Stated task:
Determine which lines contain the word "name", then copy those lines.
== Dataset rows ==
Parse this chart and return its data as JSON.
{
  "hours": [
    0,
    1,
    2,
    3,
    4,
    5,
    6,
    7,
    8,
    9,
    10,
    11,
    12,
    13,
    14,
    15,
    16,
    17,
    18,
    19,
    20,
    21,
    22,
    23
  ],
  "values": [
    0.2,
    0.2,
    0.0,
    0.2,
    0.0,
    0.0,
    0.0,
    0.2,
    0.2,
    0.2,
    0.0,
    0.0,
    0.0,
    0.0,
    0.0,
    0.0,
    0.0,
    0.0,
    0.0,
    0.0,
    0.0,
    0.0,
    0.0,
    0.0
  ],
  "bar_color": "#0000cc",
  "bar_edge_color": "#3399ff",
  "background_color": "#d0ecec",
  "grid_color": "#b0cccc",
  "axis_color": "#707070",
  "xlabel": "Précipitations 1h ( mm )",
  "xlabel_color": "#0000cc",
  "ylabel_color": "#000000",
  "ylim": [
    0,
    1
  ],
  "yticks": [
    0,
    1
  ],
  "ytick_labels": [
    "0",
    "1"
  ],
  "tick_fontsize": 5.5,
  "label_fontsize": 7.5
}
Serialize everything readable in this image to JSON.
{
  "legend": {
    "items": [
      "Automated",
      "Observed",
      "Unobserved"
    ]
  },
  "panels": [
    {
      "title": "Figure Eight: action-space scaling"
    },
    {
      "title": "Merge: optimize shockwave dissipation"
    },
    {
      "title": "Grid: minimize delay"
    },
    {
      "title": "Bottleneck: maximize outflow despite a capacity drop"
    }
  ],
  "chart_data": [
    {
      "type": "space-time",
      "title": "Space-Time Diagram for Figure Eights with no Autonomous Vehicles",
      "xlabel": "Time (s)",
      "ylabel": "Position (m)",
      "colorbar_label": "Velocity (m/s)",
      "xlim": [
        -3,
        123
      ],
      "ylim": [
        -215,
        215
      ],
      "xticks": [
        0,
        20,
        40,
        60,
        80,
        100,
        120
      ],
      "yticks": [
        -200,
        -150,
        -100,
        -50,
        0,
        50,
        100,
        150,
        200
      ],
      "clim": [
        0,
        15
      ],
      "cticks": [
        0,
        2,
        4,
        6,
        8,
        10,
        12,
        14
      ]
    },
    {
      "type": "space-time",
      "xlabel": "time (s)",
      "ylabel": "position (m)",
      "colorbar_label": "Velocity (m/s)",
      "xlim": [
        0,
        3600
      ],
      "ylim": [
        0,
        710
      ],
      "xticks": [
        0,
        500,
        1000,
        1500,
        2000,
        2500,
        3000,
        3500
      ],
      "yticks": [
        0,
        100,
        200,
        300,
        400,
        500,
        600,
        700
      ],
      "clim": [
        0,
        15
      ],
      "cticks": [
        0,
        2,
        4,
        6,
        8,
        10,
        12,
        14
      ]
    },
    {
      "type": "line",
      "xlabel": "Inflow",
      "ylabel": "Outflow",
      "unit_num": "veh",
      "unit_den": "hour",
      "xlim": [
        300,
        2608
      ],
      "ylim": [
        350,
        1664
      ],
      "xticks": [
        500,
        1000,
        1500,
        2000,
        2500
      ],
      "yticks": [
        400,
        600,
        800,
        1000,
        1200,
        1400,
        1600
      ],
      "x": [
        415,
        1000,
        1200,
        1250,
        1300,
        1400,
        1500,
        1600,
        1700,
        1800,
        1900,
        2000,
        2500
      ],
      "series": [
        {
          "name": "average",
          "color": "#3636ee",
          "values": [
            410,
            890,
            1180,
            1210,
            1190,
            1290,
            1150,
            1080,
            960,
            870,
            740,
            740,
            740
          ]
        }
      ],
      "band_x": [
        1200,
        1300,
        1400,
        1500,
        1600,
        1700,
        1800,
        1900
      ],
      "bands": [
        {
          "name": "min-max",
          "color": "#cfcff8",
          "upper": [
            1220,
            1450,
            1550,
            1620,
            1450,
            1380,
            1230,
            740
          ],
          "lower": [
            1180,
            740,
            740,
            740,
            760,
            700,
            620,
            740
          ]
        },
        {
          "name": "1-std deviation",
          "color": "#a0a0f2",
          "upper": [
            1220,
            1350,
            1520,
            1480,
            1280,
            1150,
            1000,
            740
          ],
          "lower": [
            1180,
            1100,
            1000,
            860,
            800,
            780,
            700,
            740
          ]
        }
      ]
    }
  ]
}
===
Solved problem:
          "name": "average",
          "name": "min-max",
          "name": "1-std deviation",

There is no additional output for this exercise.